INSTRUCTIONS FOR THE TASK:
Repeat all entries exactly.

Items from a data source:
──────

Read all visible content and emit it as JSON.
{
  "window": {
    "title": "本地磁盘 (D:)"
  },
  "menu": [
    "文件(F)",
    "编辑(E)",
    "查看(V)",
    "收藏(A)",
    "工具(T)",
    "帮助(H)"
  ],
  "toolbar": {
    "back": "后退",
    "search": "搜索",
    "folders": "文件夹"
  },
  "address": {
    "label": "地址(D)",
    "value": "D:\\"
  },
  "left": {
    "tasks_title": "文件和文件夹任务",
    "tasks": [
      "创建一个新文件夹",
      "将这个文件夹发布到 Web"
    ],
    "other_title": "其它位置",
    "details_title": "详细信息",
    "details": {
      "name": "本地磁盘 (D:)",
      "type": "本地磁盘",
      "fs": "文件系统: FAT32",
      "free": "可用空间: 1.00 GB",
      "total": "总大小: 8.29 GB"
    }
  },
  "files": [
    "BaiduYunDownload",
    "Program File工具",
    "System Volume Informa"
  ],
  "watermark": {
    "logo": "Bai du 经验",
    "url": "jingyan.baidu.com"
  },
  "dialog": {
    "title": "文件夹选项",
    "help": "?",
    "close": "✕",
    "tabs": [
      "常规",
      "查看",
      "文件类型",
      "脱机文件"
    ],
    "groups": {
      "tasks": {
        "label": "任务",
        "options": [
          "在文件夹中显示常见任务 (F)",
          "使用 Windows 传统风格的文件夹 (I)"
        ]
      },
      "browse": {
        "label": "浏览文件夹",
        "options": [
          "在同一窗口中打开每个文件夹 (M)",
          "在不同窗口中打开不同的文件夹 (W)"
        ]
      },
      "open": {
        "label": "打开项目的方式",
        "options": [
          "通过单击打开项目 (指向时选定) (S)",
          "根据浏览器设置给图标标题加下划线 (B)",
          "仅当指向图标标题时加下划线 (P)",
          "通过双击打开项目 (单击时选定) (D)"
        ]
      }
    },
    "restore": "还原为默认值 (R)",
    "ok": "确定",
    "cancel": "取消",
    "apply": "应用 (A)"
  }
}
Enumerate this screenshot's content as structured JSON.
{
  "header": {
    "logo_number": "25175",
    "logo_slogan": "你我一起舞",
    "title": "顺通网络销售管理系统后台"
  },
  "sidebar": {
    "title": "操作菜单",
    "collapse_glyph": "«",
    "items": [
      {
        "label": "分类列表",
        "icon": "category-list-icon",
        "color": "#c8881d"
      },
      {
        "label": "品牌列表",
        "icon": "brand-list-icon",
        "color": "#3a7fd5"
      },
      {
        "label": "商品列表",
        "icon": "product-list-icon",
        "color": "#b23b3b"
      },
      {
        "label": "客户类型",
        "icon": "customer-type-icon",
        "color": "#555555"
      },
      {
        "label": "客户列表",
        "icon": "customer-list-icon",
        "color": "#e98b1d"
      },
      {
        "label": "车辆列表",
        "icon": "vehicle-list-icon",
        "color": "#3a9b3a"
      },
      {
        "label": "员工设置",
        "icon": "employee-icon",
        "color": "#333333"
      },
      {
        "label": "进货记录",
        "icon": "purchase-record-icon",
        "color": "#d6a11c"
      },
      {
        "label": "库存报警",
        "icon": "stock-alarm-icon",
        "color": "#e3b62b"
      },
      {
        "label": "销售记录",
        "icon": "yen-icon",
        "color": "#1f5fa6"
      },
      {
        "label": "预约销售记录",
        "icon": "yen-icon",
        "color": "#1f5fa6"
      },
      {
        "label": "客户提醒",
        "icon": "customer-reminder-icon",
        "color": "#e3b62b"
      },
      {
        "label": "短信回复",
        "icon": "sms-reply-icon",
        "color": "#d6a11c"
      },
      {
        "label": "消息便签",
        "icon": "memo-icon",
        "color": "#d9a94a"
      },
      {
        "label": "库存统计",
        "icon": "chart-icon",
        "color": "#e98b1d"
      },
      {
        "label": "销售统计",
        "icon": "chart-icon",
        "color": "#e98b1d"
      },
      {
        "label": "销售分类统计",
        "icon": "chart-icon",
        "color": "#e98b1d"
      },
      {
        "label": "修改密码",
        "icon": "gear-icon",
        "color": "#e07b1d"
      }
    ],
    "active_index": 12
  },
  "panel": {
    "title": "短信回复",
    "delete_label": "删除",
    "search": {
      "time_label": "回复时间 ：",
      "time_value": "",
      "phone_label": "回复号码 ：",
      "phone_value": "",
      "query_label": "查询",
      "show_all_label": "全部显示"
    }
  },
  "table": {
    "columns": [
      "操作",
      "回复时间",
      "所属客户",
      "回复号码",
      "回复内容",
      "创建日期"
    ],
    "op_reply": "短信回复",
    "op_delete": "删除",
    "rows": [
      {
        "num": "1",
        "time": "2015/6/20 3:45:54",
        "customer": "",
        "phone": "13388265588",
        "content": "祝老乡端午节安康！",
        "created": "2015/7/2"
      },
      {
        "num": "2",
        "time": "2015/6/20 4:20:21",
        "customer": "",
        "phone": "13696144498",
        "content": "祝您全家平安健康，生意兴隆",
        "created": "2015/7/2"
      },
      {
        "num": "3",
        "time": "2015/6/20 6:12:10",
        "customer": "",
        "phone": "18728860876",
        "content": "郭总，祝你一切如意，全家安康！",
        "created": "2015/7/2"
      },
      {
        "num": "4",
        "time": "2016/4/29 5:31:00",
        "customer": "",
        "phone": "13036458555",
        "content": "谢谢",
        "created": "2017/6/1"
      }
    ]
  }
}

──────

OUTPUT BELOW:
Read all visible content and emit it as JSON.
{
  "window": {
    "title": "本地磁盘 (D:)"
  },
  "menu": [
    "文件(F)",
    "编辑(E)",
    "查看(V)",
    "收藏(A)",
    "工具(T)",
    "帮助(H)"
  ],
  "toolbar": {
    "back": "后退",
    "search": "搜索",
    "folders": "文件夹"
  },
  "address": {
    "label": "地址(D)",
    "value": "D:\\"
  },
  "left": {
    "tasks_title": "文件和文件夹任务",
    "tasks": [
      "创建一个新文件夹",
      "将这个文件夹发布到 Web"
    ],
    "other_title": "其它位置",
    "details_title": "详细信息",
    "details": {
      "name": "本地磁盘 (D:)",
      "type": "本地磁盘",
      "fs": "文件系统: FAT32",
      "free": "可用空间: 1.00 GB",
      "total": "总大小: 8.29 GB"
    }
  },
  "files": [
    "BaiduYunDownload",
    "Program File工具",
    "System Volume Informa"
  ],
  "watermark": {
    "logo": "Bai du 经验",
    "url": "jingyan.baidu.com"
  },
  "dialog": {
    "title": "文件夹选项",
    "help": "?",
    "close": "✕",
    "tabs": [
      "常规",
      "查看",
      "文件类型",
      "脱机文件"
    ],
    "groups": {
      "tasks": {
        "label": "任务",
        "options": [
          "在文件夹中显示常见任务 (F)",
          "使用 Windows 传统风格的文件夹 (I)"
        ]
      },
      "browse": {
        "label": "浏览文件夹",
        "options": [
          "在同一窗口中打开每个文件夹 (M)",
          "在不同窗口中打开不同的文件夹 (W)"
        ]
      },
      "open": {
        "label": "打开项目的方式",
        "options": [
          "通过单击打开项目 (指向时选定) (S)",
          "根据浏览器设置给图标标题加下划线 (B)",
          "仅当指向图标标题时加下划线 (P)",
          "通过双击打开项目 (单击时选定) (D)"
        ]
      }
    },
    "restore": "还原为默认值 (R)",
    "ok": "确定",
    "cancel": "取消",
    "apply": "应用 (A)"
  }
}
Enumerate this screenshot's content as structured JSON.
{
  "header": {
    "logo_number": "25175",
    "logo_slogan": "你我一起舞",
    "title": "顺通网络销售管理系统后台"
  },
  "sidebar": {
    "title": "操作菜单",
    "collapse_glyph": "«",
    "items": [
      {
        "label": "分类列表",
        "icon": "category-list-icon",
        "color": "#c8881d"
      },
      {
        "label": "品牌列表",
        "icon": "brand-list-icon",
        "color": "#3a7fd5"
      },
      {
        "label": "商品列表",
        "icon": "product-list-icon",
        "color": "#b23b3b"
      },
      {
        "label": "客户类型",
        "icon": "customer-type-icon",
        "color": "#555555"
      },
      {
        "label": "客户列表",
        "icon": "customer-list-icon",
        "color": "#e98b1d"
      },
      {
        "label": "车辆列表",
        "icon": "vehicle-list-icon",
        "color": "#3a9b3a"
      },
      {
        "label": "员工设置",
        "icon": "employee-icon",
        "color": "#333333"
      },
      {
        "label": "进货记录",
        "icon": "purchase-record-icon",
        "color": "#d6a11c"
      },
      {
        "label": "库存报警",
        "icon": "stock-alarm-icon",
        "color": "#e3b62b"
      },
      {
        "label": "销售记录",
        "icon": "yen-icon",
        "color": "#1f5fa6"
      },
      {
        "label": "预约销售记录",
        "icon": "yen-icon",
        "color": "#1f5fa6"
      },
      {
        "label": "客户提醒",
        "icon": "customer-reminder-icon",
        "color": "#e3b62b"
      },
      {
        "label": "短信回复",
        "icon": "sms-reply-icon",
        "color": "#d6a11c"
      },
      {
        "label": "消息便签",
        "icon": "memo-icon",
        "color": "#d9a94a"
      },
      {
        "label": "库存统计",
        "icon": "chart-icon",
        "color": "#e98b1d"
      },
      {
        "label": "销售统计",
        "icon": "chart-icon",
        "color": "#e98b1d"
      },
      {
        "label": "销售分类统计",
        "icon": "chart-icon",
        "color": "#e98b1d"
      },
      {
        "label": "修改密码",
        "icon": "gear-icon",
        "color": "#e07b1d"
      }
    ],
    "active_index": 12
  },
  "panel": {
    "title": "短信回复",
    "delete_label": "删除",
    "search": {
      "time_label": "回复时间 ：",
      "time_value": "",
      "phone_label": "回复号码 ：",
      "phone_value": "",
      "query_label": "查询",
      "show_all_label": "全部显示"
    }
  },
  "table": {
    "columns": [
      "操作",
      "回复时间",
      "所属客户",
      "回复号码",
      "回复内容",
      "创建日期"
    ],
    "op_reply": "短信回复",
    "op_delete": "删除",
    "rows": [
      {
        "num": "1",
        "time": "2015/6/20 3:45:54",
        "customer": "",
        "phone": "13388265588",
        "content": "祝老乡端午节安康！",
        "created": "2015/7/2"
      },
      {
        "num": "2",
        "time": "2015/6/20 4:20:21",
        "customer": "",
        "phone": "13696144498",
        "content": "祝您全家平安健康，生意兴隆",
        "created": "2015/7/2"
      },
      {
        "num": "3",
        "time": "2015/6/20 6:12:10",
        "customer": "",
        "phone": "18728860876",
        "content": "郭总，祝你一切如意，全家安康！",
        "created": "2015/7/2"
      },
      {
        "num": "4",
        "time": "2016/4/29 5:31:00",
        "customer": "",
        "phone": "13036458555",
        "content": "谢谢",
        "created": "2017/6/1"
      }
    ]
  }
}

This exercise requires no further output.